** Start Stored data **
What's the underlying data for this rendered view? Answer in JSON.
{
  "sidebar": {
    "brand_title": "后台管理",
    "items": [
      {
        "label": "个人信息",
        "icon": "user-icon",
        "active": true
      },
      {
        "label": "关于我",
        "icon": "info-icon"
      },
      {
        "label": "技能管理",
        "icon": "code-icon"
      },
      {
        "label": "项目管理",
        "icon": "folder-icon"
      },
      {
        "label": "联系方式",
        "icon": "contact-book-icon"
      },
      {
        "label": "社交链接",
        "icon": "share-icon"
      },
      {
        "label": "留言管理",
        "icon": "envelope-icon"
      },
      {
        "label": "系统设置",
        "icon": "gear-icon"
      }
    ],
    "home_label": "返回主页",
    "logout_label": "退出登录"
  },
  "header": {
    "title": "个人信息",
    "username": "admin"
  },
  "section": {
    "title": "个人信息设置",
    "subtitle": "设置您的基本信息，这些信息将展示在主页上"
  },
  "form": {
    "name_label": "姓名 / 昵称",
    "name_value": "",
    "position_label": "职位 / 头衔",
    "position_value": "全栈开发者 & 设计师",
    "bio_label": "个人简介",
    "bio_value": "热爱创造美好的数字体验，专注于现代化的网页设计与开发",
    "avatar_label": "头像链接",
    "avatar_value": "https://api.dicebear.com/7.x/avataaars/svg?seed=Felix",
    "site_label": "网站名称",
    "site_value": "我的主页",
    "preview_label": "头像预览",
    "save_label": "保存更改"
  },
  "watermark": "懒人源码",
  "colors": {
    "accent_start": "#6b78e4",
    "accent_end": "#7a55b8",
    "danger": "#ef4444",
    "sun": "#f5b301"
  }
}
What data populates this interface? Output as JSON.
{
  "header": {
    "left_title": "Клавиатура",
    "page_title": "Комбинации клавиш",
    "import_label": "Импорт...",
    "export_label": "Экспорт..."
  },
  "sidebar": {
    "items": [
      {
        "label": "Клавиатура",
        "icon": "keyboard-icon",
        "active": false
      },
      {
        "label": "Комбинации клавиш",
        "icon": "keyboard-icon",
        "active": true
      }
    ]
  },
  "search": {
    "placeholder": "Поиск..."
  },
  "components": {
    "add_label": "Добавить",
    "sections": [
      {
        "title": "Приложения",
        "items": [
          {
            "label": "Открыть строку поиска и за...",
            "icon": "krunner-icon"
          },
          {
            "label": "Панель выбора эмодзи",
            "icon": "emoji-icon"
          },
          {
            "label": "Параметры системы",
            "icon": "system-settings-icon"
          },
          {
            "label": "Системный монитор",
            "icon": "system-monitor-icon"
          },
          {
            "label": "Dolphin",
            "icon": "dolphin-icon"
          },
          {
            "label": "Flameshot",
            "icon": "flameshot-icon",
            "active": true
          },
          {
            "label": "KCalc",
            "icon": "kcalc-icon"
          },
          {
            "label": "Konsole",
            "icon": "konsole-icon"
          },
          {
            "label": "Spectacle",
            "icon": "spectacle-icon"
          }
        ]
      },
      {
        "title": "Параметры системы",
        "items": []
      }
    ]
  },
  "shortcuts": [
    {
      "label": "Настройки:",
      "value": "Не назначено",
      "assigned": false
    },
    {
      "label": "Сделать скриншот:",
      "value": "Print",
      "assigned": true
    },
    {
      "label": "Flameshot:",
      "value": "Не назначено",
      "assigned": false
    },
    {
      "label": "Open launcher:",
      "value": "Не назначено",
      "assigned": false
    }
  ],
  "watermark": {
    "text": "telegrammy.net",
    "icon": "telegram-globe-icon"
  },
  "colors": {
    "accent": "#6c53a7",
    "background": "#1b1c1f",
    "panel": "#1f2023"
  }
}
** End Stored data **
### Stated task
Exactly reproduce the material above.

### Solution to this exercise
What's the underlying data for this rendered view? Answer in JSON.
{
  "sidebar": {
    "brand_title": "后台管理",
    "items": [
      {
        "label": "个人信息",
        "icon": "user-icon",
        "active": true
      },
      {
        "label": "关于我",
        "icon": "info-icon"
      },
      {
        "label": "技能管理",
        "icon": "code-icon"
      },
      {
        "label": "项目管理",
        "icon": "folder-icon"
      },
      {
        "label": "联系方式",
        "icon": "contact-book-icon"
      },
      {
        "label": "社交链接",
        "icon": "share-icon"
      },
      {
        "label": "留言管理",
        "icon": "envelope-icon"
      },
      {
        "label": "系统设置",
        "icon": "gear-icon"
      }
    ],
    "home_label": "返回主页",
    "logout_label": "退出登录"
  },
  "header": {
    "title": "个人信息",
    "username": "admin"
  },
  "section": {
    "title": "个人信息设置",
    "subtitle": "设置您的基本信息，这些信息将展示在主页上"
  },
  "form": {
    "name_label": "姓名 / 昵称",
    "name_value": "",
    "position_label": "职位 / 头衔",
    "position_value": "全栈开发者 & 设计师",
    "bio_label": "个人简介",
    "bio_value": "热爱创造美好的数字体验，专注于现代化的网页设计与开发",
    "avatar_label": "头像链接",
    "avatar_value": "https://api.dicebear.com/7.x/avataaars/svg?seed=Felix",
    "site_label": "网站名称",
    "site_value": "我的主页",
    "preview_label": "头像预览",
    "save_label": "保存更改"
  },
  "watermark": "懒人源码",
  "colors": {
    "accent_start": "#6b78e4",
    "accent_end": "#7a55b8",
    "danger": "#ef4444",
    "sun": "#f5b301"
  }
}
What data populates this interface? Output as JSON.
{
  "header": {
    "left_title": "Клавиатура",
    "page_title": "Комбинации клавиш",
    "import_label": "Импорт...",
    "export_label": "Экспорт..."
  },
  "sidebar": {
    "items": [
      {
        "label": "Клавиатура",
        "icon": "keyboard-icon",
        "active": false
      },
      {
        "label": "Комбинации клавиш",
        "icon": "keyboard-icon",
        "active": true
      }
    ]
  },
  "search": {
    "placeholder": "Поиск..."
  },
  "components": {
    "add_label": "Добавить",
    "sections": [
      {
        "title": "Приложения",
        "items": [
          {
            "label": "Открыть строку поиска и за...",
            "icon": "krunner-icon"
          },
          {
            "label": "Панель выбора эмодзи",
            "icon": "emoji-icon"
          },
          {
            "label": "Параметры системы",
            "icon": "system-settings-icon"
          },
          {
            "label": "Системный монитор",
            "icon": "system-monitor-icon"
          },
          {
            "label": "Dolphin",
            "icon": "dolphin-icon"
          },
          {
            "label": "Flameshot",
            "icon": "flameshot-icon",
            "active": true
          },
          {
            "label": "KCalc",
            "icon": "kcalc-icon"
          },
          {
            "label": "Konsole",
            "icon": "konsole-icon"
          },
          {
            "label": "Spectacle",
            "icon": "spectacle-icon"
          }
        ]
      },
      {
        "title": "Параметры системы",
        "items": []
      }
    ]
  },
  "shortcuts": [
    {
      "label": "Настройки:",
      "value": "Не назначено",
      "assigned": false
    },
    {
      "label": "Сделать скриншот:",
      "value": "Print",
      "assigned": true
    },
    {
      "label": "Flameshot:",
      "value": "Не назначено",
      "assigned": false
    },
    {
      "label": "Open launcher:",
      "value": "Не назначено",
      "assigned": false
    }
  ],
  "watermark": {
    "text": "telegrammy.net",
    "icon": "telegram-globe-icon"
  },
  "colors": {
    "accent": "#6c53a7",
    "background": "#1b1c1f",
    "panel": "#1f2023"
  }
}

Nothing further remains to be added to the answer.